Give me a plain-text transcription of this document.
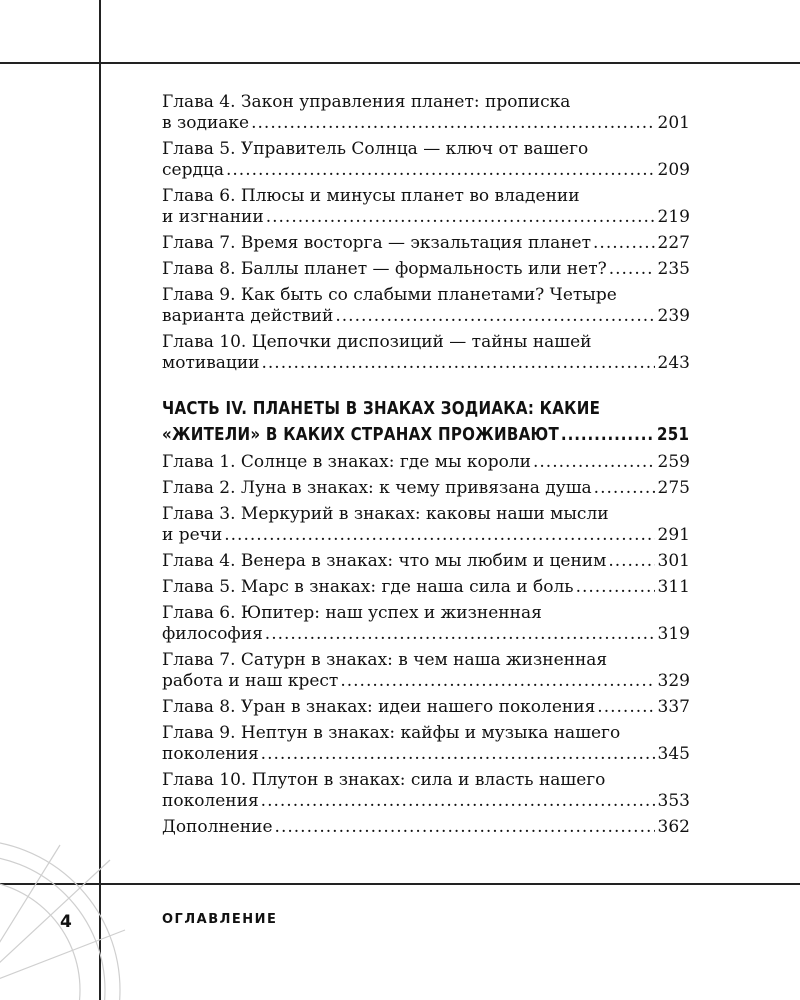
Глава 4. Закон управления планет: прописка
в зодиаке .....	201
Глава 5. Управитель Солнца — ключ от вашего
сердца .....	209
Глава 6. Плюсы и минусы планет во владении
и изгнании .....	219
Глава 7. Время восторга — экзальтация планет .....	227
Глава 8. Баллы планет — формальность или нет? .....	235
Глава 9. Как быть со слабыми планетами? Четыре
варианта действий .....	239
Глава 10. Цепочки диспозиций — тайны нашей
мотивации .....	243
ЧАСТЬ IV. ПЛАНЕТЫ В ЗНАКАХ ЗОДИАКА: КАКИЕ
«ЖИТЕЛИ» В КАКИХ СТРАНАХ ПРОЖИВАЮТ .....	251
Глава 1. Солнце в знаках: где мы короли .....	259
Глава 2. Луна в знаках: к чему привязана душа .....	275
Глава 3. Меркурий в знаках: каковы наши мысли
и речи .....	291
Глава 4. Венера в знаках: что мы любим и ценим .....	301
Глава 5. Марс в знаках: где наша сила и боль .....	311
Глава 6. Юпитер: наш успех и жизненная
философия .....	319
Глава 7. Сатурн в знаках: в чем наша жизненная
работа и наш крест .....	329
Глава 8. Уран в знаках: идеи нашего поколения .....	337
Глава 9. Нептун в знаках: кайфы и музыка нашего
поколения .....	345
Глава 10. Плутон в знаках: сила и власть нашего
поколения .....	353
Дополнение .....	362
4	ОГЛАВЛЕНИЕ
==
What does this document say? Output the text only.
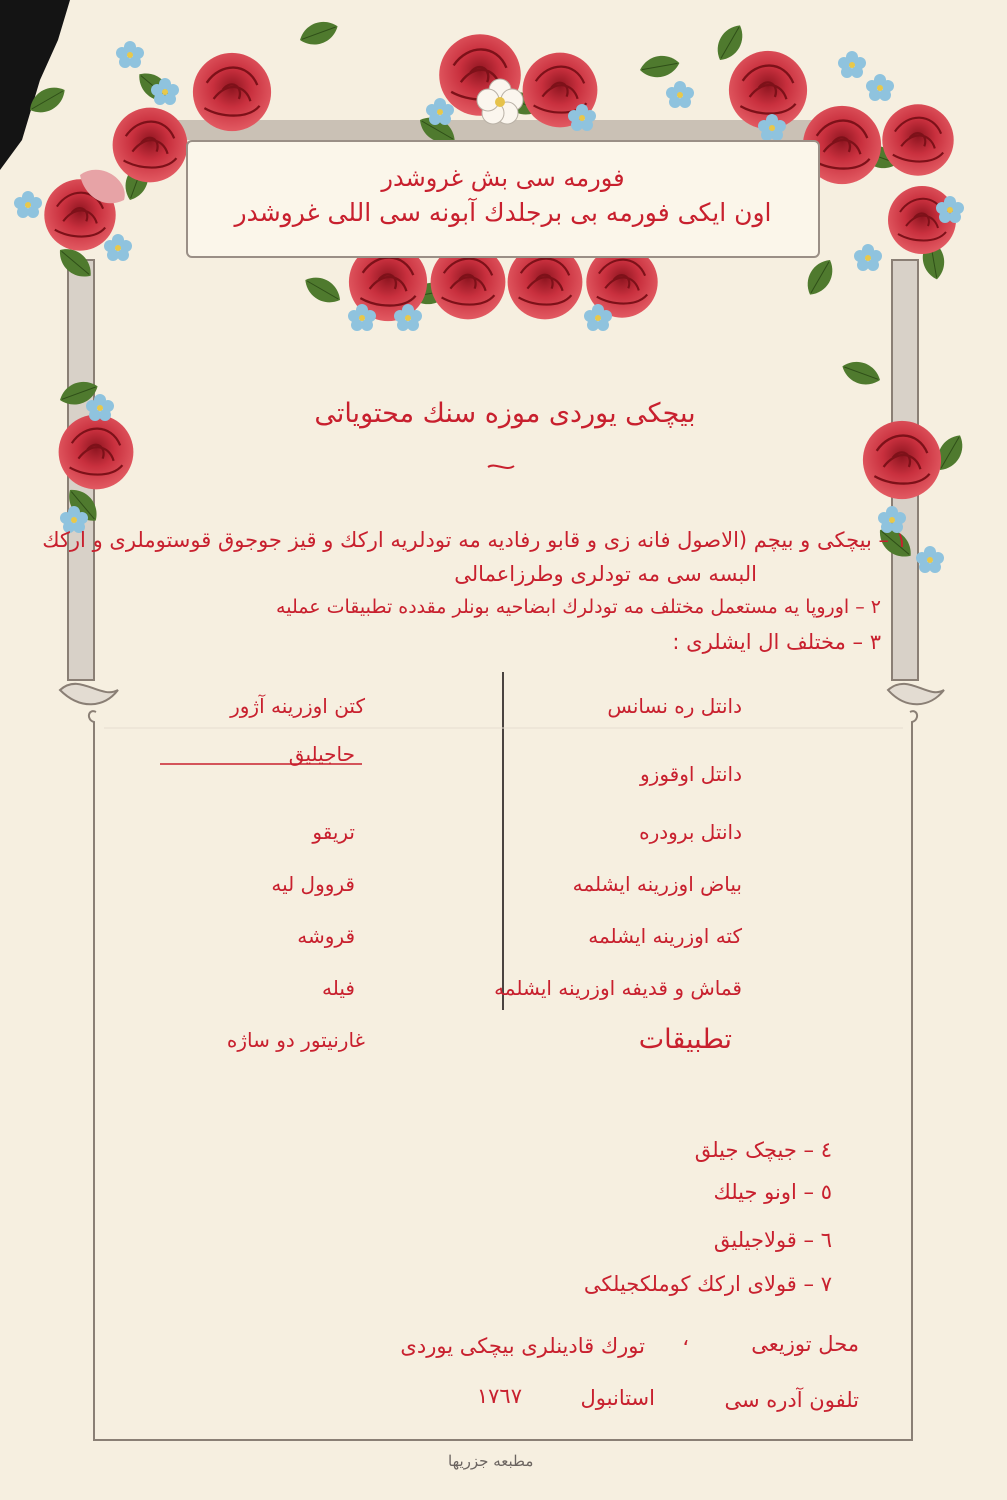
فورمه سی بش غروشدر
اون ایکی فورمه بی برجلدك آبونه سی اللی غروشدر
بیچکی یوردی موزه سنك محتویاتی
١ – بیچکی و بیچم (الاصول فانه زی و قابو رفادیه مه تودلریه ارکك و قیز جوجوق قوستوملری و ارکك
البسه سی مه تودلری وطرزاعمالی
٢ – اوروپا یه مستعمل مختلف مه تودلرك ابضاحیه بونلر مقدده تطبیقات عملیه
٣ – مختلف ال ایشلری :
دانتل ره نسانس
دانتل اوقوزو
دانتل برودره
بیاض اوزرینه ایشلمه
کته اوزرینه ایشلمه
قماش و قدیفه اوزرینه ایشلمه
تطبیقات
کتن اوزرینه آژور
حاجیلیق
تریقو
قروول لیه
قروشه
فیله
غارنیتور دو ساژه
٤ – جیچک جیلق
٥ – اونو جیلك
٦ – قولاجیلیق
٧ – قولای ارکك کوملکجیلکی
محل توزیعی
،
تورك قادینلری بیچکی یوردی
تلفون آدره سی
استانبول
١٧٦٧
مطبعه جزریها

## [Problem requirements]
Which lines in the data above contain "нашего"? Show each one.

## [Answer to this problem]
Глава 8. Уран в знаках: идеи нашего поколения .....	337
Глава 9. Нептун в знаках: кайфы и музыка нашего
Глава 10. Плутон в знаках: сила и власть нашего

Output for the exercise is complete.